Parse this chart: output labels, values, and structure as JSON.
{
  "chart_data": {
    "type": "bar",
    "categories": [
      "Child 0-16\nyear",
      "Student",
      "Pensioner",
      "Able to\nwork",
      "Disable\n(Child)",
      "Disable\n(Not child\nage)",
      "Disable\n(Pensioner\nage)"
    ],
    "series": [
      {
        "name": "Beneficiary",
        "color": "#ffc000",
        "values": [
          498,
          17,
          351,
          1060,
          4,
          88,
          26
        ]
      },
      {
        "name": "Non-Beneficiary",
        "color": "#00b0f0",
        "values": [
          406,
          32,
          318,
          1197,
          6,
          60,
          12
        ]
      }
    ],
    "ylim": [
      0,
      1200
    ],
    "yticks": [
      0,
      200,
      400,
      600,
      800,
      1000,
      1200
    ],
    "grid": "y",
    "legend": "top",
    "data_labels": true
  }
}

━━━━━━━━

> What the task asks:
All the data must be duplicated exactly, with nothing added or removed.

> Expected answer:
Parse this chart: output labels, values, and structure as JSON.
{
  "chart_data": {
    "type": "bar",
    "categories": [
      "Child 0-16\nyear",
      "Student",
      "Pensioner",
      "Able to\nwork",
      "Disable\n(Child)",
      "Disable\n(Not child\nage)",
      "Disable\n(Pensioner\nage)"
    ],
    "series": [
      {
        "name": "Beneficiary",
        "color": "#ffc000",
        "values": [
          498,
          17,
          351,
          1060,
          4,
          88,
          26
        ]
      },
      {
        "name": "Non-Beneficiary",
        "color": "#00b0f0",
        "values": [
          406,
          32,
          318,
          1197,
          6,
          60,
          12
        ]
      }
    ],
    "ylim": [
      0,
      1200
    ],
    "yticks": [
      0,
      200,
      400,
      600,
      800,
      1000,
      1200
    ],
    "grid": "y",
    "legend": "top",
    "data_labels": true
  }
}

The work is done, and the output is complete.